**Instructions to follow**:
Set down the records once more, please, exactly and with the pictures left out.

**Provided entries**:
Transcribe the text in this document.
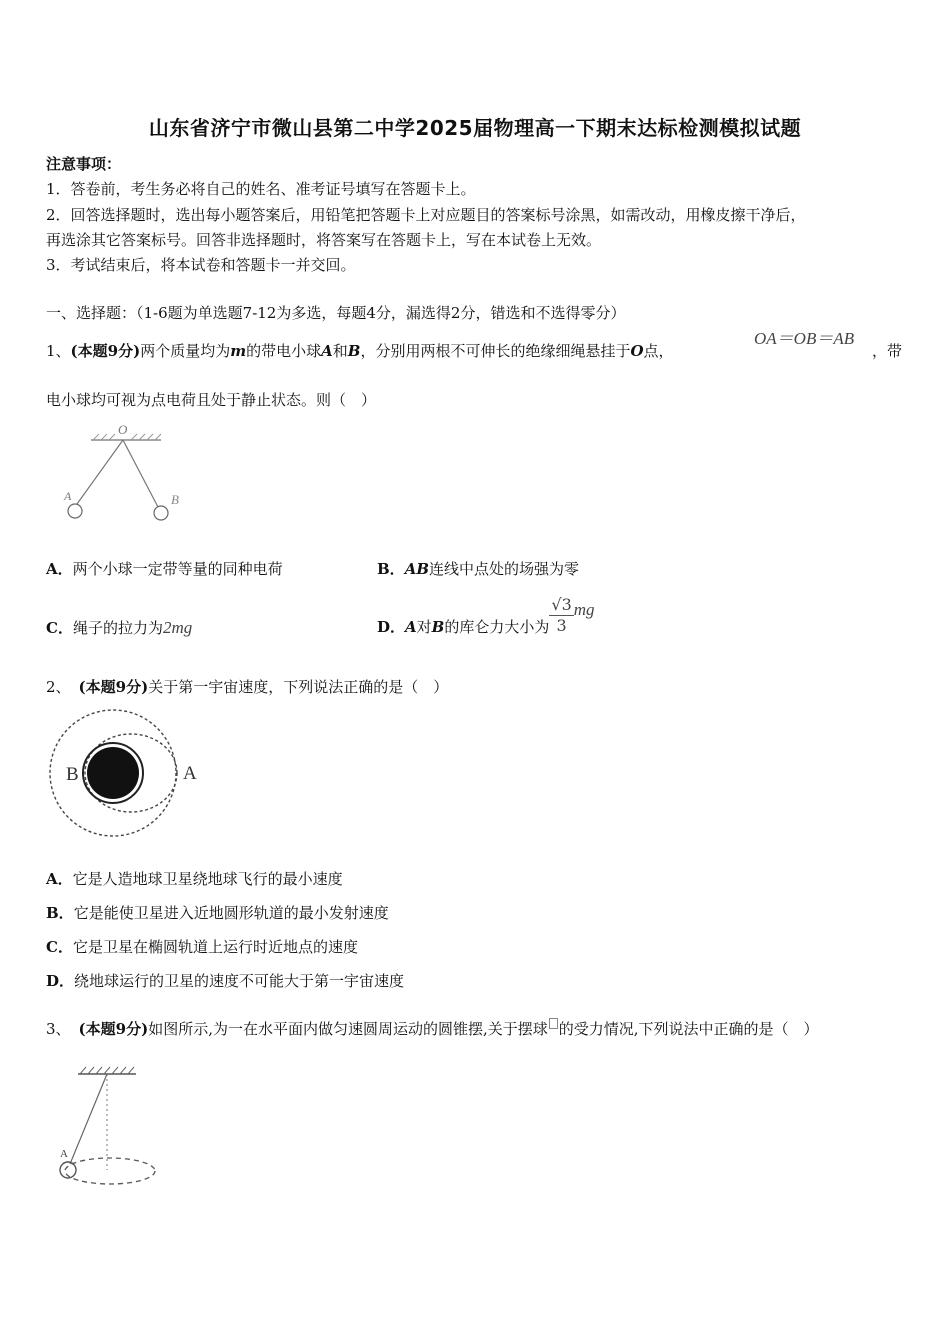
山东省济宁市微山县第二中学2025届物理高一下期末达标检测模拟试题
注意事项：
1．答卷前，考生务必将自己的姓名、准考证号填写在答题卡上。
2．回答选择题时，选出每小题答案后，用铅笔把答题卡上对应题目的答案标号涂黑，如需改动，用橡皮擦干净后，
再选涂其它答案标号。回答非选择题时，将答案写在答题卡上，写在本试卷上无效。
3．考试结束后，将本试卷和答题卡一并交回。
一、选择题：（1-6题为单选题7-12为多选，每题4分，漏选得2分，错选和不选得零分）
1、(本题9分)两个质量均为m的带电小球A和B，分别用两根不可伸长的绝缘细绳悬挂于O点，
OA＝OB＝AB
，带
电小球均可视为点电荷且处于静止状态。则（　）
O
A	B
A．两个小球一定带等量的同种电荷	B．AB连线中点处的场强为零
C．绳子的拉力为2mg	D．A对B的库仑力大小为 $\frac{√3}{3}$ mg
2、 (本题9分)关于第一宇宙速度，下列说法正确的是（　）
B	A
A．它是人造地球卫星绕地球飞行的最小速度
B．它是能使卫星进入近地圆形轨道的最小发射速度
C．它是卫星在椭圆轨道上运行时近地点的速度
D．绕地球运行的卫星的速度不可能大于第一宇宙速度
3、 (本题9分)如图所示,为一在水平面内做匀速圆周运动的圆锥摆,关于摆球 的受力情况,下列说法中正确的是（　）
A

**Result of the task**:
Transcribe the text in this document.
山东省济宁市微山县第二中学2025届物理高一下期末达标检测模拟试题
注意事项：
1．答卷前，考生务必将自己的姓名、准考证号填写在答题卡上。
2．回答选择题时，选出每小题答案后，用铅笔把答题卡上对应题目的答案标号涂黑，如需改动，用橡皮擦干净后，
再选涂其它答案标号。回答非选择题时，将答案写在答题卡上，写在本试卷上无效。
3．考试结束后，将本试卷和答题卡一并交回。
一、选择题：（1-6题为单选题7-12为多选，每题4分，漏选得2分，错选和不选得零分）
1、(本题9分)两个质量均为m的带电小球A和B，分别用两根不可伸长的绝缘细绳悬挂于O点，
OA＝OB＝AB
，带
电小球均可视为点电荷且处于静止状态。则（　）
O
A	B
A．两个小球一定带等量的同种电荷	B．AB连线中点处的场强为零
C．绳子的拉力为2mg	D．A对B的库仑力大小为 $\frac{√3}{3}$ mg
2、 (本题9分)关于第一宇宙速度，下列说法正确的是（　）
B	A
A．它是人造地球卫星绕地球飞行的最小速度
B．它是能使卫星进入近地圆形轨道的最小发射速度
C．它是卫星在椭圆轨道上运行时近地点的速度
D．绕地球运行的卫星的速度不可能大于第一宇宙速度
3、 (本题9分)如图所示,为一在水平面内做匀速圆周运动的圆锥摆,关于摆球 的受力情况,下列说法中正确的是（　）
A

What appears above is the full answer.